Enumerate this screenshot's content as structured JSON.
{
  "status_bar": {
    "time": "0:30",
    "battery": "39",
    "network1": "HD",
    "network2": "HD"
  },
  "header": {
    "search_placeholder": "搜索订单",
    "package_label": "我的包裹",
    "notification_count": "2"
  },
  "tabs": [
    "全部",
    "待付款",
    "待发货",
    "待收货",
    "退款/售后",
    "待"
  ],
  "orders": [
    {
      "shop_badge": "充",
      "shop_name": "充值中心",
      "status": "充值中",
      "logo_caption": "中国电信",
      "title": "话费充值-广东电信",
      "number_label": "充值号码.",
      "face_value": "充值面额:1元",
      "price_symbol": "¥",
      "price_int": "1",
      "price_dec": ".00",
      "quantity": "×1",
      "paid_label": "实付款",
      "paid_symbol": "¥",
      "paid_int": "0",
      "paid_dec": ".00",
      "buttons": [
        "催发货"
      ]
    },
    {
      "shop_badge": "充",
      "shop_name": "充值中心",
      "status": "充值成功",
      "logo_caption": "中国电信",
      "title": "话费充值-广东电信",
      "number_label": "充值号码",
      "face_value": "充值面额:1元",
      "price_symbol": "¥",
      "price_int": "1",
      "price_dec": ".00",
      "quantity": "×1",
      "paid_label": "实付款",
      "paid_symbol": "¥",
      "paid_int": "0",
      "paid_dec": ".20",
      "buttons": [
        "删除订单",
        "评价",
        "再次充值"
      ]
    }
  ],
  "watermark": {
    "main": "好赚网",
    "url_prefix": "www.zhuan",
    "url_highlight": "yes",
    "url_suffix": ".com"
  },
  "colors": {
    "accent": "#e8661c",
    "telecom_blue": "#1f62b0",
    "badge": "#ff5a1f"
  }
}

#####

■ **Exercise description**
Give all of the entries again, word for word.

■ **Solution for this exercise**
Enumerate this screenshot's content as structured JSON.
{
  "status_bar": {
    "time": "0:30",
    "battery": "39",
    "network1": "HD",
    "network2": "HD"
  },
  "header": {
    "search_placeholder": "搜索订单",
    "package_label": "我的包裹",
    "notification_count": "2"
  },
  "tabs": [
    "全部",
    "待付款",
    "待发货",
    "待收货",
    "退款/售后",
    "待"
  ],
  "orders": [
    {
      "shop_badge": "充",
      "shop_name": "充值中心",
      "status": "充值中",
      "logo_caption": "中国电信",
      "title": "话费充值-广东电信",
      "number_label": "充值号码.",
      "face_value": "充值面额:1元",
      "price_symbol": "¥",
      "price_int": "1",
      "price_dec": ".00",
      "quantity": "×1",
      "paid_label": "实付款",
      "paid_symbol": "¥",
      "paid_int": "0",
      "paid_dec": ".00",
      "buttons": [
        "催发货"
      ]
    },
    {
      "shop_badge": "充",
      "shop_name": "充值中心",
      "status": "充值成功",
      "logo_caption": "中国电信",
      "title": "话费充值-广东电信",
      "number_label": "充值号码",
      "face_value": "充值面额:1元",
      "price_symbol": "¥",
      "price_int": "1",
      "price_dec": ".00",
      "quantity": "×1",
      "paid_label": "实付款",
      "paid_symbol": "¥",
      "paid_int": "0",
      "paid_dec": ".20",
      "buttons": [
        "删除订单",
        "评价",
        "再次充值"
      ]
    }
  ],
  "watermark": {
    "main": "好赚网",
    "url_prefix": "www.zhuan",
    "url_highlight": "yes",
    "url_suffix": ".com"
  },
  "colors": {
    "accent": "#e8661c",
    "telecom_blue": "#1f62b0",
    "badge": "#ff5a1f"
  }
}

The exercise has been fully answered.